> [Input material]:

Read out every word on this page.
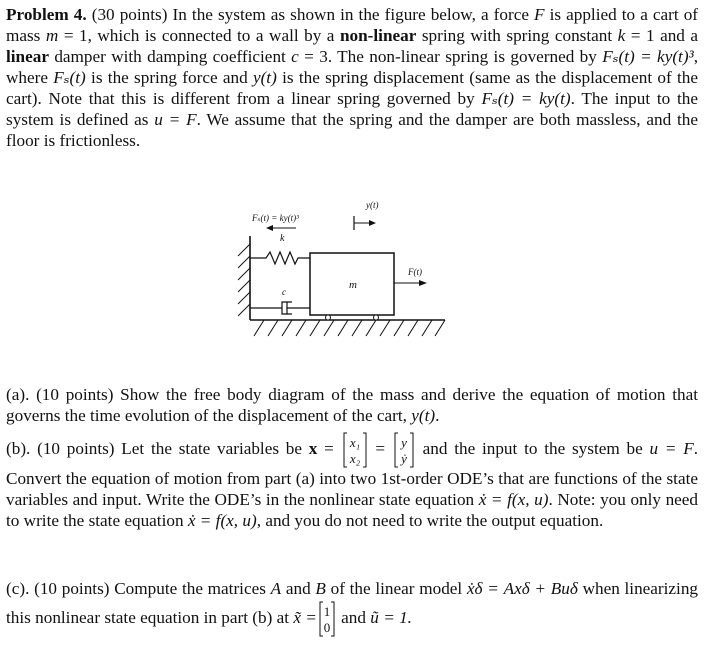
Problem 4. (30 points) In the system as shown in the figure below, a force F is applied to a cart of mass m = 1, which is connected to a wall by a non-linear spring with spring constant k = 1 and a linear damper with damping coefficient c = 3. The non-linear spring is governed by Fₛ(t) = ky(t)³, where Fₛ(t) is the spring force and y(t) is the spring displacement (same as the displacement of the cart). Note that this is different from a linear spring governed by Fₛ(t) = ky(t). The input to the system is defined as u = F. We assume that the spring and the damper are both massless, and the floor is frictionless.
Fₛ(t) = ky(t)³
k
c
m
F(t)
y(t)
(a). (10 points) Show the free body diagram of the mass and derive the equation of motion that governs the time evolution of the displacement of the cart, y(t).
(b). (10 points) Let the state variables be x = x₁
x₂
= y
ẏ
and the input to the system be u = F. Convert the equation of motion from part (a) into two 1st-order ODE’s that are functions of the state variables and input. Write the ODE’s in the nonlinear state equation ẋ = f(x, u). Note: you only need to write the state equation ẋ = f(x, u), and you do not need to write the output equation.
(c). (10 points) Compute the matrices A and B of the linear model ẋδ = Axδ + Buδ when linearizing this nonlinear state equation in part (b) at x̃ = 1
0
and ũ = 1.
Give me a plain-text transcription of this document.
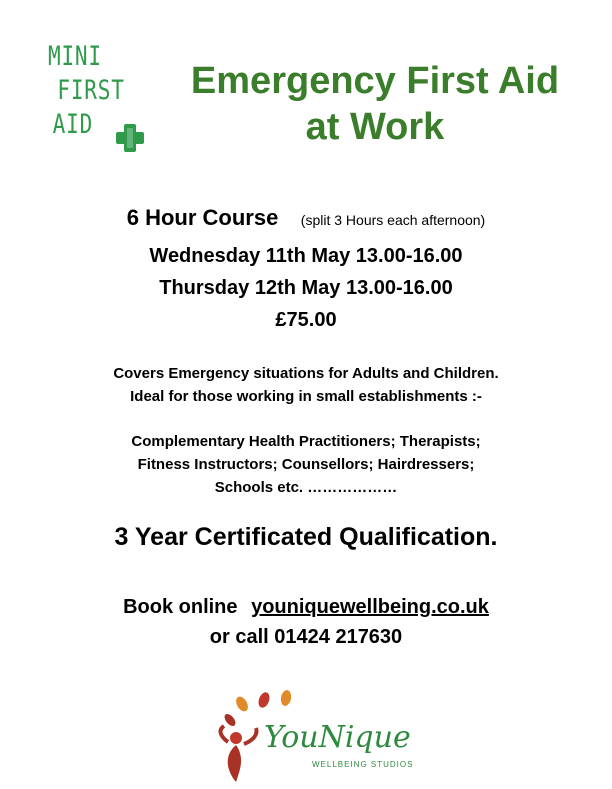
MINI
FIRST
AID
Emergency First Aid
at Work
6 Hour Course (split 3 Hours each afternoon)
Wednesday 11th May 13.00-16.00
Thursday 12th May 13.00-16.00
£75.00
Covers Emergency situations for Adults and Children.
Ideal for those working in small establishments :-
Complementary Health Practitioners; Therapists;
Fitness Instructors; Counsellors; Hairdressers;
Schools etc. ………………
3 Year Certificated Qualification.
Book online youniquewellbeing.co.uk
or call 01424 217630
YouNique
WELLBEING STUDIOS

> [Written problem]:
Leave out the pictures, and give all the records again exactly.

> [Result of the exercise]:
Read out every word on this page.
Problem 4. (30 points) In the system as shown in the figure below, a force F is applied to a cart of mass m = 1, which is connected to a wall by a non-linear spring with spring constant k = 1 and a linear damper with damping coefficient c = 3. The non-linear spring is governed by Fₛ(t) = ky(t)³, where Fₛ(t) is the spring force and y(t) is the spring displacement (same as the displacement of the cart). Note that this is different from a linear spring governed by Fₛ(t) = ky(t). The input to the system is defined as u = F. We assume that the spring and the damper are both massless, and the floor is frictionless.
Fₛ(t) = ky(t)³
k
c
m
F(t)
y(t)
(a). (10 points) Show the free body diagram of the mass and derive the equation of motion that governs the time evolution of the displacement of the cart, y(t).
(b). (10 points) Let the state variables be x = x₁
x₂
= y
ẏ
and the input to the system be u = F. Convert the equation of motion from part (a) into two 1st-order ODE’s that are functions of the state variables and input. Write the ODE’s in the nonlinear state equation ẋ = f(x, u). Note: you only need to write the state equation ẋ = f(x, u), and you do not need to write the output equation.
(c). (10 points) Compute the matrices A and B of the linear model ẋδ = Axδ + Buδ when linearizing this nonlinear state equation in part (b) at x̃ = 1
0
and ũ = 1.
Give me a plain-text transcription of this document.
MINI
FIRST
AID
Emergency First Aid
at Work
6 Hour Course (split 3 Hours each afternoon)
Wednesday 11th May 13.00-16.00
Thursday 12th May 13.00-16.00
£75.00
Covers Emergency situations for Adults and Children.
Ideal for those working in small establishments :-
Complementary Health Practitioners; Therapists;
Fitness Instructors; Counsellors; Hairdressers;
Schools etc. ………………
3 Year Certificated Qualification.
Book online youniquewellbeing.co.uk
or call 01424 217630
YouNique
WELLBEING STUDIOS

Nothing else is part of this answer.